[PROBLEM DESCRIPTION]
All the data must come back unchanged, except that pictures are left out.

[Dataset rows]

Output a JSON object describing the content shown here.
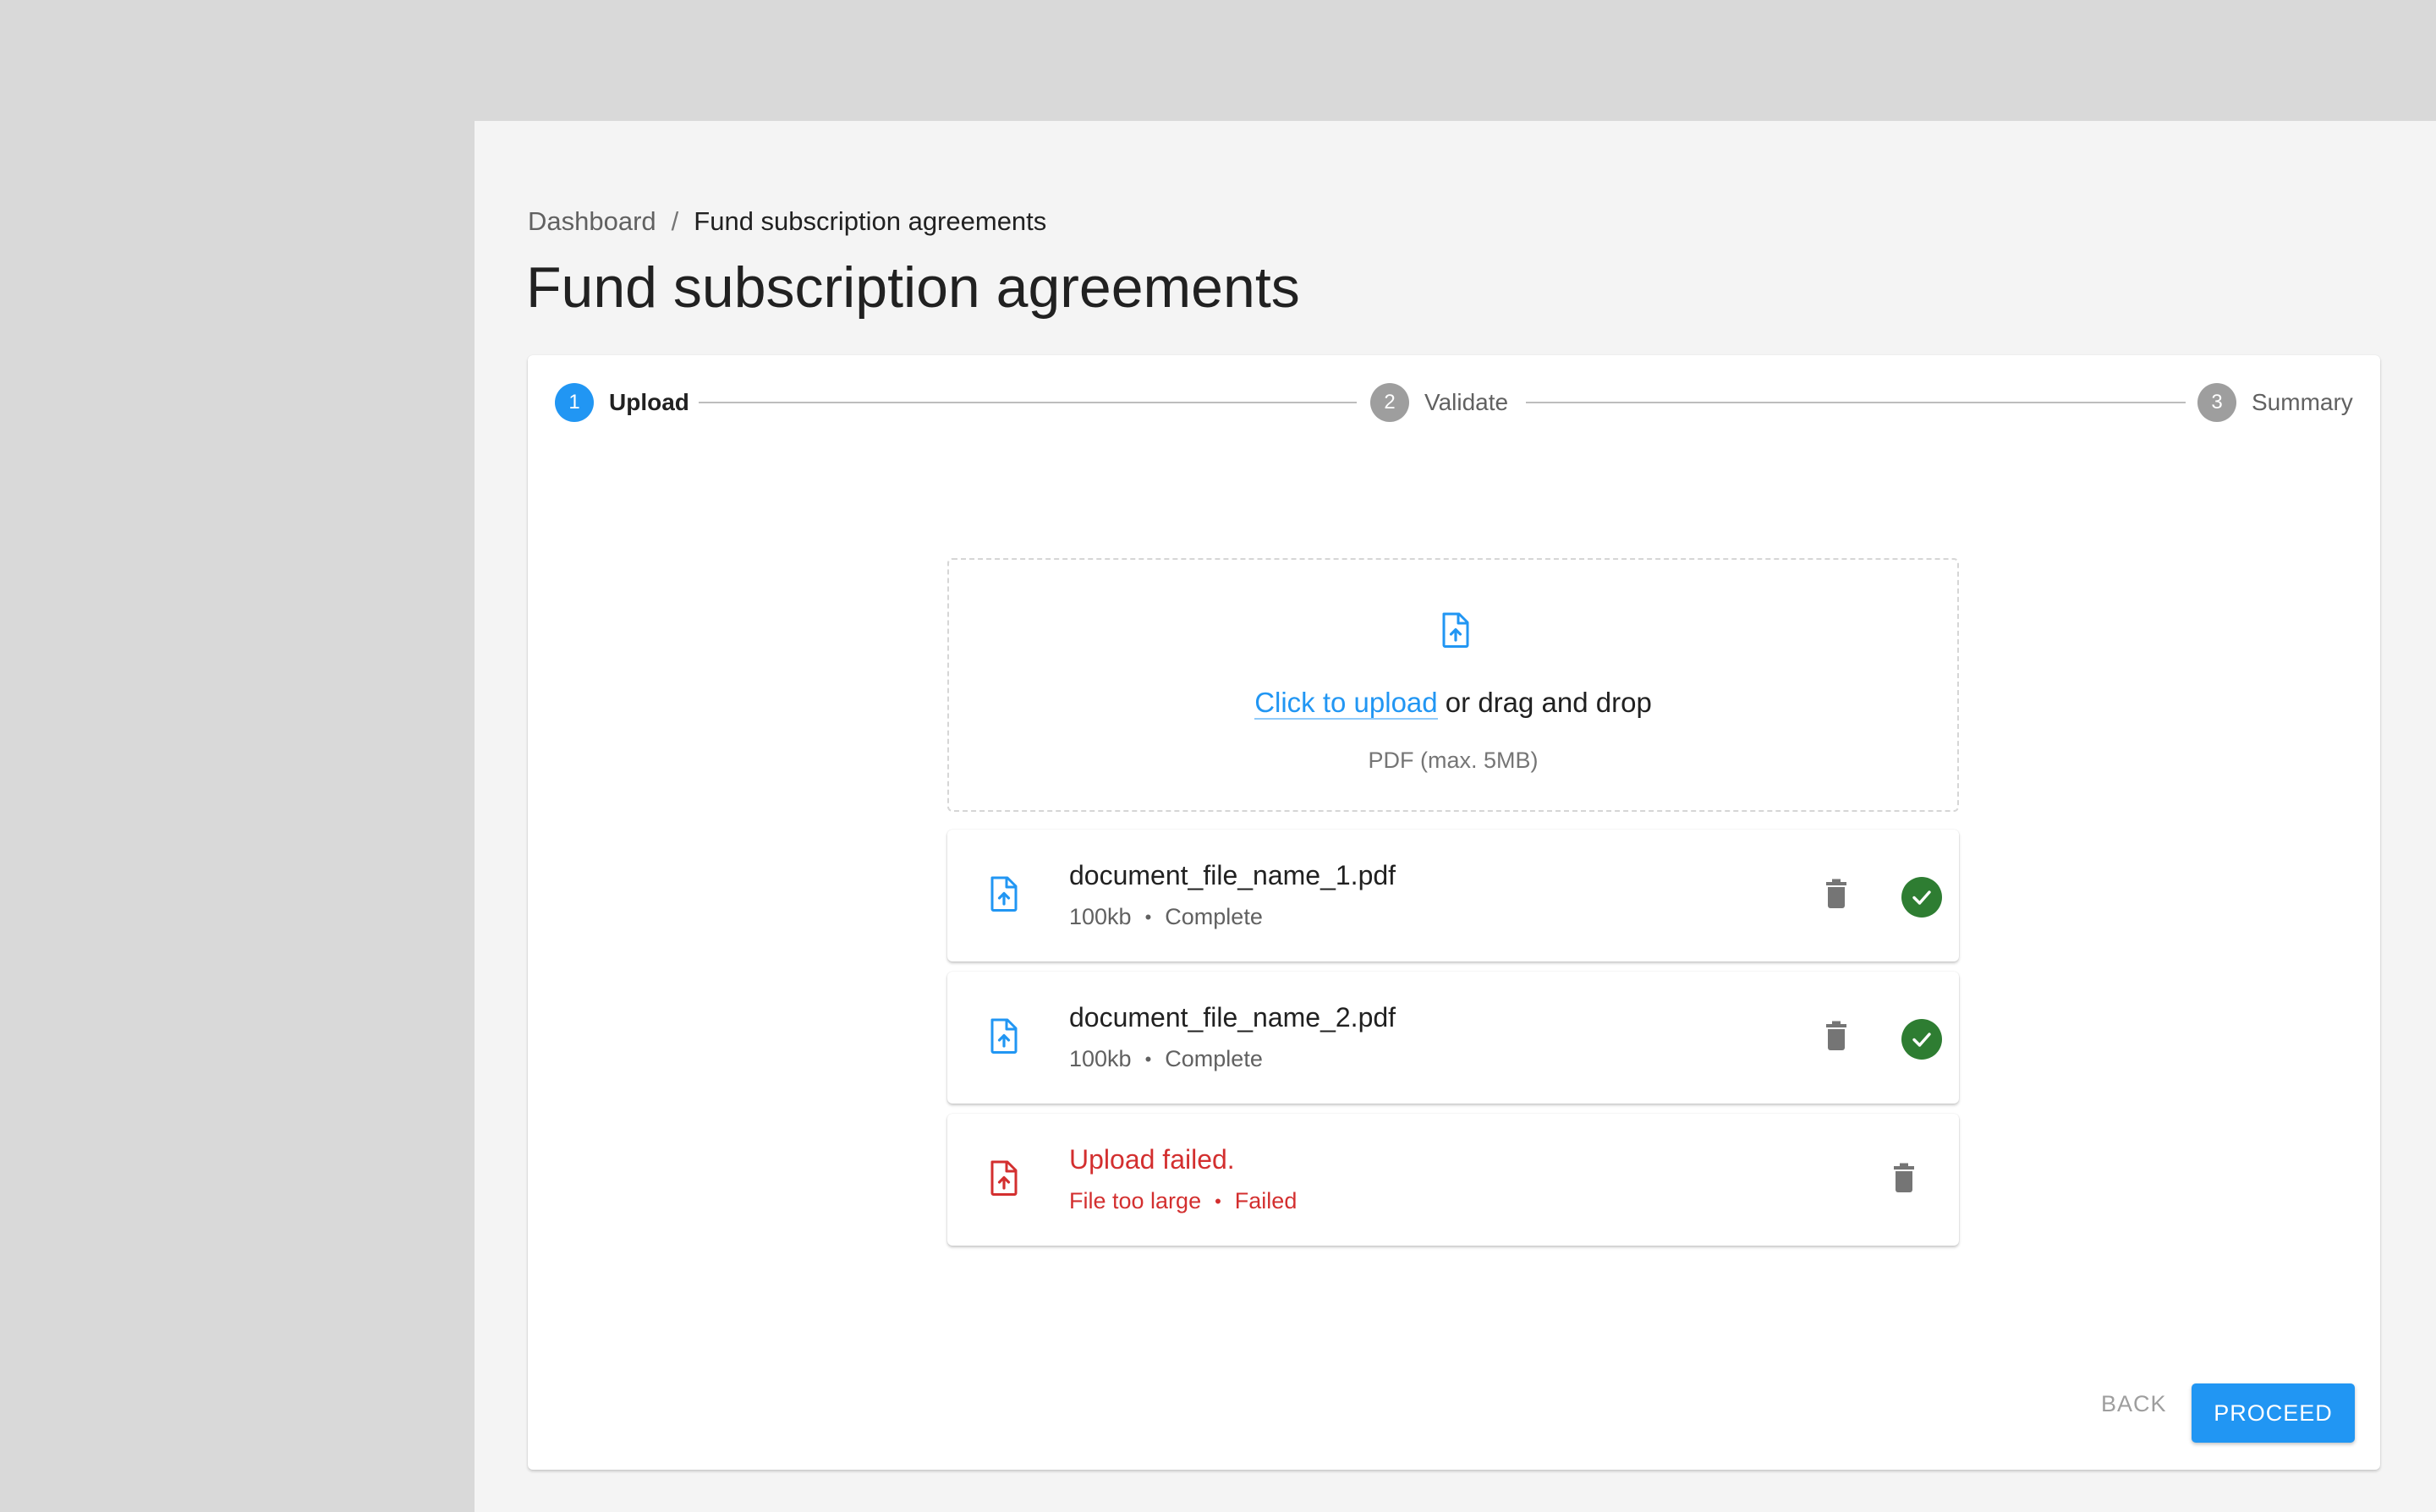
{
  "breadcrumb": {
    "parent": "Dashboard",
    "separator": "/",
    "current": "Fund subscription agreements"
  },
  "page": {
    "title": "Fund subscription agreements"
  },
  "stepper": {
    "steps": [
      {
        "number": "1",
        "label": "Upload",
        "state": "active"
      },
      {
        "number": "2",
        "label": "Validate",
        "state": "inactive"
      },
      {
        "number": "3",
        "label": "Summary",
        "state": "inactive"
      }
    ]
  },
  "dropzone": {
    "icon": "upload-file-icon",
    "link_text": "Click to upload",
    "rest_text": " or drag and drop",
    "hint": "PDF (max. 5MB)"
  },
  "files": [
    {
      "name": "document_file_name_1.pdf",
      "size": "100kb",
      "separator": "•",
      "status": "Complete",
      "state": "complete"
    },
    {
      "name": "document_file_name_2.pdf",
      "size": "100kb",
      "separator": "•",
      "status": "Complete",
      "state": "complete"
    },
    {
      "name": "Upload failed.",
      "size": "File too large",
      "separator": "•",
      "status": "Failed",
      "state": "error"
    }
  ],
  "colors": {
    "primary": "#2196f3",
    "success": "#2e7d32",
    "error": "#d32f2f",
    "icon_gray": "#757575"
  },
  "actions": {
    "back_label": "BACK",
    "proceed_label": "PROCEED"
  }
}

[WRITTEN RESPONSE]
Output a JSON object describing the content shown here.
{
  "breadcrumb": {
    "parent": "Dashboard",
    "separator": "/",
    "current": "Fund subscription agreements"
  },
  "page": {
    "title": "Fund subscription agreements"
  },
  "stepper": {
    "steps": [
      {
        "number": "1",
        "label": "Upload",
        "state": "active"
      },
      {
        "number": "2",
        "label": "Validate",
        "state": "inactive"
      },
      {
        "number": "3",
        "label": "Summary",
        "state": "inactive"
      }
    ]
  },
  "dropzone": {
    "icon": "upload-file-icon",
    "link_text": "Click to upload",
    "rest_text": " or drag and drop",
    "hint": "PDF (max. 5MB)"
  },
  "files": [
    {
      "name": "document_file_name_1.pdf",
      "size": "100kb",
      "separator": "•",
      "status": "Complete",
      "state": "complete"
    },
    {
      "name": "document_file_name_2.pdf",
      "size": "100kb",
      "separator": "•",
      "status": "Complete",
      "state": "complete"
    },
    {
      "name": "Upload failed.",
      "size": "File too large",
      "separator": "•",
      "status": "Failed",
      "state": "error"
    }
  ],
  "colors": {
    "primary": "#2196f3",
    "success": "#2e7d32",
    "error": "#d32f2f",
    "icon_gray": "#757575"
  },
  "actions": {
    "back_label": "BACK",
    "proceed_label": "PROCEED"
  }
}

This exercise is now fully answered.